* PROBLEM STATEMENT
In the records below, find each line containing the word "this" and copy it.

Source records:
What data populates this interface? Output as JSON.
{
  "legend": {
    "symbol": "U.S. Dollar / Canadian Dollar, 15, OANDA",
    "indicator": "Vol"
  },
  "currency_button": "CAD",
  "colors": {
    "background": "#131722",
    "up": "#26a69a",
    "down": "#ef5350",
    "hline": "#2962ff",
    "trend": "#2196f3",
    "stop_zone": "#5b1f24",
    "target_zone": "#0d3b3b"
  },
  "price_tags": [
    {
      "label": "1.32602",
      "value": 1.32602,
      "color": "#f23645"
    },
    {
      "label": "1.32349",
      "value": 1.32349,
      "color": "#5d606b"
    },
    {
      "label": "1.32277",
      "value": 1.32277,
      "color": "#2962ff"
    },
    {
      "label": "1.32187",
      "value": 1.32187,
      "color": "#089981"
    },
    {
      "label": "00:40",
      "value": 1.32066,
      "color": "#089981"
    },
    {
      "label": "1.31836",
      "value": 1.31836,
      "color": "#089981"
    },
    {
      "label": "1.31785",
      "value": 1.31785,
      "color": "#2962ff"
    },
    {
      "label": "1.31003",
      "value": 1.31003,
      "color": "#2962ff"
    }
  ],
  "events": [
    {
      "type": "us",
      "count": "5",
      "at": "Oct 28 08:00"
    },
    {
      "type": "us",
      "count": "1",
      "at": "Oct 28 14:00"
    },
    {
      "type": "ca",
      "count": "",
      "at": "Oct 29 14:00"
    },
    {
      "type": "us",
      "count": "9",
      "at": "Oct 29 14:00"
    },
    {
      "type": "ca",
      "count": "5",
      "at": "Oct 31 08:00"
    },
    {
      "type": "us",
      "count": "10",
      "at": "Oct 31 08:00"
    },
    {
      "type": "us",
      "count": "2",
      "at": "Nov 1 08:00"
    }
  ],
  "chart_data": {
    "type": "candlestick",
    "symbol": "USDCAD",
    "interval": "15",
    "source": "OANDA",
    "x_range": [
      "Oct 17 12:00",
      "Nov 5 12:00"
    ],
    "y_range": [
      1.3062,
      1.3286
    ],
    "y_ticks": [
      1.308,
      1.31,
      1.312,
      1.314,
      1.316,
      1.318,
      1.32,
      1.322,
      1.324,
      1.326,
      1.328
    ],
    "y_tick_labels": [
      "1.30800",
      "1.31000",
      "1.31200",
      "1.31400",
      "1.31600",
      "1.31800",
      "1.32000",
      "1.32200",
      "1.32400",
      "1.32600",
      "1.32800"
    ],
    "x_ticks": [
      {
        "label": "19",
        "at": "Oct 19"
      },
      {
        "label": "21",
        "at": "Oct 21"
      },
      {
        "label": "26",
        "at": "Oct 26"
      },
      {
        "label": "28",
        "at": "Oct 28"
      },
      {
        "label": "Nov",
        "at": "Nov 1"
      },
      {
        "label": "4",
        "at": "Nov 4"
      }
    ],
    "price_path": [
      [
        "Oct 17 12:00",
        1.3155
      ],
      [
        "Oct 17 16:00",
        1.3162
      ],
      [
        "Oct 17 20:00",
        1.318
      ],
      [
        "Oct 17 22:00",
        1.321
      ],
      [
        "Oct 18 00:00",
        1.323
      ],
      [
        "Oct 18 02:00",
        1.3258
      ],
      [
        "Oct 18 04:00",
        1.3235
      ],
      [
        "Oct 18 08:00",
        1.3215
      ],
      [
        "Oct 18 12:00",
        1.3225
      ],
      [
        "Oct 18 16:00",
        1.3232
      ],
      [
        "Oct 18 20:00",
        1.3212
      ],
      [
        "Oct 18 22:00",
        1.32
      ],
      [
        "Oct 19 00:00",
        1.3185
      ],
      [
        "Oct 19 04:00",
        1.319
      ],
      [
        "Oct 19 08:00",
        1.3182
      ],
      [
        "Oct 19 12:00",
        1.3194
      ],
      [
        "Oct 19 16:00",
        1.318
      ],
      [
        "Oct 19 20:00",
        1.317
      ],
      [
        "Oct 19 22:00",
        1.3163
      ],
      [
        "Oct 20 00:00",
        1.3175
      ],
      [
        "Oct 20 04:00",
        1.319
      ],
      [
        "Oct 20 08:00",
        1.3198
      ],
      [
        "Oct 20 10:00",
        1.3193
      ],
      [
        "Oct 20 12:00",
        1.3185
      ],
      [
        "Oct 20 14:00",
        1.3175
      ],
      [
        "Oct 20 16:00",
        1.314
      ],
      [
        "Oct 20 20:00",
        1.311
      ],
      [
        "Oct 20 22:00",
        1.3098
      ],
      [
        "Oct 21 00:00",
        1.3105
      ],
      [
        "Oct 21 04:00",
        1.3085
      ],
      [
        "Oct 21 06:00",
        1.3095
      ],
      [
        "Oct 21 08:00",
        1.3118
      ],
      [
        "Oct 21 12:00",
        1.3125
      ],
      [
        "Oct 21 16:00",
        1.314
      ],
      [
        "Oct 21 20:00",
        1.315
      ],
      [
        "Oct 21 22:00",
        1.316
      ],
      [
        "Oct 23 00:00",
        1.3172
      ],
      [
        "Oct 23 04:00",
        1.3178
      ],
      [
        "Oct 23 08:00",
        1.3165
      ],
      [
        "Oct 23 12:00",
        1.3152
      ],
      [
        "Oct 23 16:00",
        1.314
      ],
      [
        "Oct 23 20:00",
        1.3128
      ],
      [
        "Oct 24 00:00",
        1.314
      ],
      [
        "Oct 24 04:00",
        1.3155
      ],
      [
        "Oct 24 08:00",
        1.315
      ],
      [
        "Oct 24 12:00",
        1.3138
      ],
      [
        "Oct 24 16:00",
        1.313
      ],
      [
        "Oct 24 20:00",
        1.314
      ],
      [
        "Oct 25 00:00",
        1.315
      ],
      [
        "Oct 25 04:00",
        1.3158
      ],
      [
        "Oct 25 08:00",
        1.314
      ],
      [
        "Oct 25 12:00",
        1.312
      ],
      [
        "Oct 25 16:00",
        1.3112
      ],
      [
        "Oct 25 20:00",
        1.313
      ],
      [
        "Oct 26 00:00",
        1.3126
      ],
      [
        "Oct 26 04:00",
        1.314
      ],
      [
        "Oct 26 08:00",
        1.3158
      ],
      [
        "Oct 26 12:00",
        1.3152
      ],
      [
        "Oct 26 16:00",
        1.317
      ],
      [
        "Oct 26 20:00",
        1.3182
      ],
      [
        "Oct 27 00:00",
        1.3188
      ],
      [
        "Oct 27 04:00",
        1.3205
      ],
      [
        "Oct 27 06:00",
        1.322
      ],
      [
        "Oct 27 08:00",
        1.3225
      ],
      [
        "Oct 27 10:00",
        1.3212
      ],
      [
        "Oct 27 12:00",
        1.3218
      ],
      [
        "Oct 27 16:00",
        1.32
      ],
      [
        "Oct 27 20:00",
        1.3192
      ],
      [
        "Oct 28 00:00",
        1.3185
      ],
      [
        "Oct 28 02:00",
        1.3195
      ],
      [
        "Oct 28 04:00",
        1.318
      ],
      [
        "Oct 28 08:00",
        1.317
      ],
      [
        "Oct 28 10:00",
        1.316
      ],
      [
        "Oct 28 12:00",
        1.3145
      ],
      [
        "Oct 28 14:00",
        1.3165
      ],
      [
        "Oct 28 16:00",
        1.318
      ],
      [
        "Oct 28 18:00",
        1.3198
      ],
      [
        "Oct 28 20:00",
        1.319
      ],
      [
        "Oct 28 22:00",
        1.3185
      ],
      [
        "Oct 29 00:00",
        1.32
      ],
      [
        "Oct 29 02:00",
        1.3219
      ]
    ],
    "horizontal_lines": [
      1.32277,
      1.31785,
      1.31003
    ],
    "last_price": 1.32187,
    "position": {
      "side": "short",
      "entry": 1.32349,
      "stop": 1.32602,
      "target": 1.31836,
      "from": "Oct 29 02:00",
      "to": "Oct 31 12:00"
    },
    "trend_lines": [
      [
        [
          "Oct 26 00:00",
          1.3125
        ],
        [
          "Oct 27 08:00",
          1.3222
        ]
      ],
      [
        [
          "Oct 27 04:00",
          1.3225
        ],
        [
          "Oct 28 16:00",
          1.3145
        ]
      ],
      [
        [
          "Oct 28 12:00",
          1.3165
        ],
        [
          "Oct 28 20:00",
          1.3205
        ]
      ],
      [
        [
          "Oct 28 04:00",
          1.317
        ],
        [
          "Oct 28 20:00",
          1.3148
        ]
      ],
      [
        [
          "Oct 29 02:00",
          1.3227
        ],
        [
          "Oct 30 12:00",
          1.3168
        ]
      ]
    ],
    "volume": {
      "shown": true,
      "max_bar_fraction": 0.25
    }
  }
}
---
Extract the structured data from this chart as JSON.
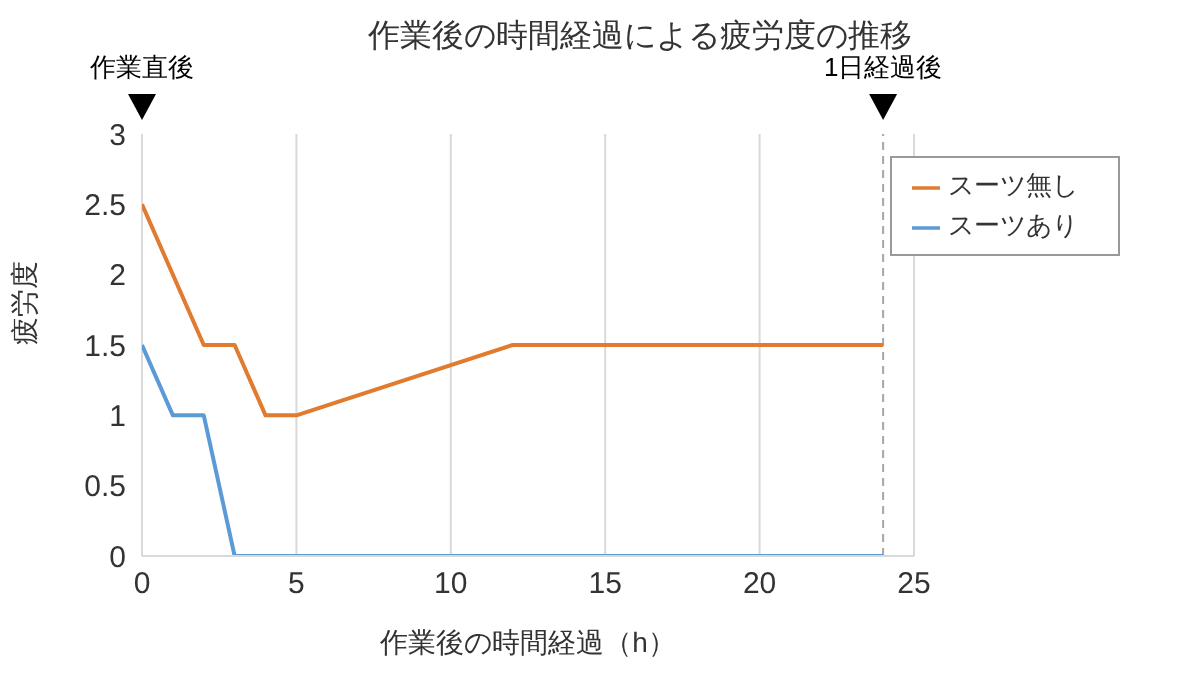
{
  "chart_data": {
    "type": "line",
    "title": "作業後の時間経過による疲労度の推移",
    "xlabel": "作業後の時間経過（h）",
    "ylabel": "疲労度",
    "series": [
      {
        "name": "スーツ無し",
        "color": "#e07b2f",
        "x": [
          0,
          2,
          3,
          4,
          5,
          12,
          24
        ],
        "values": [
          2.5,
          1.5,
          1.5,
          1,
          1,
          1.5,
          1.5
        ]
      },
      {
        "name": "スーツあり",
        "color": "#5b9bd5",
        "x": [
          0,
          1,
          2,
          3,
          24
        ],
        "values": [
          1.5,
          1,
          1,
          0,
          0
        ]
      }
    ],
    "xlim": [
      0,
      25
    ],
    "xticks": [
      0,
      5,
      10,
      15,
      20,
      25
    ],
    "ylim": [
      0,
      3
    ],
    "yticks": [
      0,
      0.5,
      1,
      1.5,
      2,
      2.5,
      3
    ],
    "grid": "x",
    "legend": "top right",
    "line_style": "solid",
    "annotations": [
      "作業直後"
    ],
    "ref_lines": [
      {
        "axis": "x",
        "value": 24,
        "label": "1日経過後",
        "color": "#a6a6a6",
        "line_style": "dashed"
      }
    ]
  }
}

* TASK ANSWER
What data populates this interface? Output as JSON.
Extract the structured data from this chart as JSON.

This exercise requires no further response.